[start]

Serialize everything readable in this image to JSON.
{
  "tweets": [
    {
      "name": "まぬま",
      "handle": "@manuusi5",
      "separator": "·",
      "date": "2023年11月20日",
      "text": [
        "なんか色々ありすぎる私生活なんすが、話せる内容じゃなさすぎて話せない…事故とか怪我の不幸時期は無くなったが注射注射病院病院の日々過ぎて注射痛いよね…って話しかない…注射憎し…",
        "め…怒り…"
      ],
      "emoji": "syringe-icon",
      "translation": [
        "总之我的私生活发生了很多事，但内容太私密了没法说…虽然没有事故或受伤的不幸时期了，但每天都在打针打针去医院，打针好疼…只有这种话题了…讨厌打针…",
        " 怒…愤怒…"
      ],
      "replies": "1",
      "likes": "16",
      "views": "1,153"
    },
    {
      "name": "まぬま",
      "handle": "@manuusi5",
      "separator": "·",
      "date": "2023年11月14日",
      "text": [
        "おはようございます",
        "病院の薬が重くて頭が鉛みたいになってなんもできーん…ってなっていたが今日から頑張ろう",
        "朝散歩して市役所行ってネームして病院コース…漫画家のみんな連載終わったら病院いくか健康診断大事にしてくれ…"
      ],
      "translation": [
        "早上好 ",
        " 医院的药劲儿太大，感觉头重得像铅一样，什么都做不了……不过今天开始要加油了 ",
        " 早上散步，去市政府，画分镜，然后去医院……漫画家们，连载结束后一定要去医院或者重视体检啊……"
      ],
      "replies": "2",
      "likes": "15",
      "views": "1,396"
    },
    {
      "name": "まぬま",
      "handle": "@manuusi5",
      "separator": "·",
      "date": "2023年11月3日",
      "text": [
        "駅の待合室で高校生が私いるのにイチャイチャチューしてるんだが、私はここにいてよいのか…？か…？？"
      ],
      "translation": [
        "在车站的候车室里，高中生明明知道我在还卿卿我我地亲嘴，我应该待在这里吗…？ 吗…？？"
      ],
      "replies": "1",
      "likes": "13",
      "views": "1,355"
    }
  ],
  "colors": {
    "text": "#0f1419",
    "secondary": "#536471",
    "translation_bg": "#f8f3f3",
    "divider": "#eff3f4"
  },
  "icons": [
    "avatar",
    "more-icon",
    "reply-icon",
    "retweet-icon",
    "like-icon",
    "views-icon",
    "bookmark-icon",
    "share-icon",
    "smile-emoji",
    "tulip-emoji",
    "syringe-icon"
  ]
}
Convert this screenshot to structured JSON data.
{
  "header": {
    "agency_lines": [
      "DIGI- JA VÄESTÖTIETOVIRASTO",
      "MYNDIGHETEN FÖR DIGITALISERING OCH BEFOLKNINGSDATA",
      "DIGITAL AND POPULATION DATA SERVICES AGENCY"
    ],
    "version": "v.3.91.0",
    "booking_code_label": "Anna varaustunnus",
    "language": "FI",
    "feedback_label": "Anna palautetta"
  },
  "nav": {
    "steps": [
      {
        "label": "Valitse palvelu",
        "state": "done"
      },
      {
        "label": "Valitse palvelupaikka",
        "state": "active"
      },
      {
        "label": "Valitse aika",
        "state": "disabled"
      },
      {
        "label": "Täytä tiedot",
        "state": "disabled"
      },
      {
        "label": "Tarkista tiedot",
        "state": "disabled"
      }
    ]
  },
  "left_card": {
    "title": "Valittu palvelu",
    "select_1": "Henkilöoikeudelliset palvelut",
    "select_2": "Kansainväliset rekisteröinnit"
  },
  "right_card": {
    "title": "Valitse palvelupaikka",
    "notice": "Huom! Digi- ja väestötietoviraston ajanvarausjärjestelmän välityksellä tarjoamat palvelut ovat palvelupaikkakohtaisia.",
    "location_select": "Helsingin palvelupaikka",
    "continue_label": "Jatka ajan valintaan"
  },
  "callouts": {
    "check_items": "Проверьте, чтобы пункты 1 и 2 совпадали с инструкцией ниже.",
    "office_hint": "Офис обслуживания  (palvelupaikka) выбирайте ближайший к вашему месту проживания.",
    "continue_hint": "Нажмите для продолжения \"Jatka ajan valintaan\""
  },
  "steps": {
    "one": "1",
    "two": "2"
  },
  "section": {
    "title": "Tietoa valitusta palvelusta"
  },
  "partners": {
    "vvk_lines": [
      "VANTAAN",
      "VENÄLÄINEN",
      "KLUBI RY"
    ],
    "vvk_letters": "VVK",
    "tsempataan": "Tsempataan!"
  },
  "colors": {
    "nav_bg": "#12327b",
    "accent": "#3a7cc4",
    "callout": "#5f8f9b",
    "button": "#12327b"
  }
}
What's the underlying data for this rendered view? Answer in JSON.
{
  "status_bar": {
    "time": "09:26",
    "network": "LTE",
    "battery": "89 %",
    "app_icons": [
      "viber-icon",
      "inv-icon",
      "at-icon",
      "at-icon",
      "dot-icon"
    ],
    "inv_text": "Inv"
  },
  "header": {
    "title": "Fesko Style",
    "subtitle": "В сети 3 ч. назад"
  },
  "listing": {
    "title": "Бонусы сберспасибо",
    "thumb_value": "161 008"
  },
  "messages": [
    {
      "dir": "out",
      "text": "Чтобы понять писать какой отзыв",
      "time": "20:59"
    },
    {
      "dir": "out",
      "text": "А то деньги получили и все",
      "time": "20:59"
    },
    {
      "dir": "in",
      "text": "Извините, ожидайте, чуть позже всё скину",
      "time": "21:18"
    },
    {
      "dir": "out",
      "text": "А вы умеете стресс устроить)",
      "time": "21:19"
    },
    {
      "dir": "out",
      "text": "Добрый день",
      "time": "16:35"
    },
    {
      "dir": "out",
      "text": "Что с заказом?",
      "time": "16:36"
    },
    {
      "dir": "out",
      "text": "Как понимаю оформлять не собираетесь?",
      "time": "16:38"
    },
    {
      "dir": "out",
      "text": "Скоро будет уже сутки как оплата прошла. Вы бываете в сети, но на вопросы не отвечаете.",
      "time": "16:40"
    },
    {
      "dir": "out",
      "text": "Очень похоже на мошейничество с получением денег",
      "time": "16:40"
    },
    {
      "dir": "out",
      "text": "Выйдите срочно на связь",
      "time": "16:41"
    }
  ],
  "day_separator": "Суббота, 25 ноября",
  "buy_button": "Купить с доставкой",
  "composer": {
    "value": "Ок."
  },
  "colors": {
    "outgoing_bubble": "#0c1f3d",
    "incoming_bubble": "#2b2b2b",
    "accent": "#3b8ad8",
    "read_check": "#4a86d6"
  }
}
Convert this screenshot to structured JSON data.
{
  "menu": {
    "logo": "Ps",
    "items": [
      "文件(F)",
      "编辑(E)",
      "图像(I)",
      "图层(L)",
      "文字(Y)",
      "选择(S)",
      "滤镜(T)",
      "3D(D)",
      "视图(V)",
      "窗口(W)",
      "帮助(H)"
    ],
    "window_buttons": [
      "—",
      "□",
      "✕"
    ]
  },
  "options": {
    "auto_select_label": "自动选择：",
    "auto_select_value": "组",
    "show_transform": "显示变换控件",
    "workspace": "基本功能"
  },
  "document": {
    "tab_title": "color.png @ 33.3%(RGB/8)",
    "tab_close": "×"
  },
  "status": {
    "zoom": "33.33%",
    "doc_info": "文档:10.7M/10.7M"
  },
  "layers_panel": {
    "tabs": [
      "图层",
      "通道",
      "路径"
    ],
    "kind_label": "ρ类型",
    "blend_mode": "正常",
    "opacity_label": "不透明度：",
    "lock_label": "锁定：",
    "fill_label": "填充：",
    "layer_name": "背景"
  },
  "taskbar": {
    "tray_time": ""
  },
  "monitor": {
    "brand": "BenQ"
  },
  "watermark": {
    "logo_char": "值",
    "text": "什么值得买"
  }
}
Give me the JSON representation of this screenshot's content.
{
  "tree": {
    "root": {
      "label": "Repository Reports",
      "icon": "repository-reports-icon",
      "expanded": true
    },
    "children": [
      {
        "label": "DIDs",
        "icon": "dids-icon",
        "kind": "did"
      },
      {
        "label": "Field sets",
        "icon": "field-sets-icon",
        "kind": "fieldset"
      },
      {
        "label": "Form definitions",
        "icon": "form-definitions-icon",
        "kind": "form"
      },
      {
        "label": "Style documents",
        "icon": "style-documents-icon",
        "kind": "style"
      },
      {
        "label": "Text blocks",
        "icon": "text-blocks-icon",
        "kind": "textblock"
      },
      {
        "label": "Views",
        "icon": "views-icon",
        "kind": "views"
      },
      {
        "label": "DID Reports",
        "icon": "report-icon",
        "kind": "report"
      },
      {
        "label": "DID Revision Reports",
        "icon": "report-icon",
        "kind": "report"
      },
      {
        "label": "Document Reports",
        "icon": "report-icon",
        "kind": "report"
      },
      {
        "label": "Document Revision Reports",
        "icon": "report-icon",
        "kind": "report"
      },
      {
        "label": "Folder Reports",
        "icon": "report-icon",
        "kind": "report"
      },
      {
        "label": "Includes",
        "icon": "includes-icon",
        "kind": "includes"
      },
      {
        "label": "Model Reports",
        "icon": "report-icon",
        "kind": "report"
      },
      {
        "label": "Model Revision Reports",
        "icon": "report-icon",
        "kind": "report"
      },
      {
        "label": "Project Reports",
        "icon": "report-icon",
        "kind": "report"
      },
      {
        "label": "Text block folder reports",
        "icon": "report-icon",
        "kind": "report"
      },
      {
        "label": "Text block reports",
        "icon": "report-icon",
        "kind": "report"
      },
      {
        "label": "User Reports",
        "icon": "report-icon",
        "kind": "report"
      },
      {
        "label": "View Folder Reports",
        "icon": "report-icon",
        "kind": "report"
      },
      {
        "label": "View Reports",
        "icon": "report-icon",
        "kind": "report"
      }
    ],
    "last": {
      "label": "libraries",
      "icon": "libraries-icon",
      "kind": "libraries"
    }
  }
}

[end]

[EXERCISE]:
Filter the records above for lines containing the word "definitions", and copy those lines.

[THE ANSWER]:
        "label": "Form definitions",
        "icon": "form-definitions-icon",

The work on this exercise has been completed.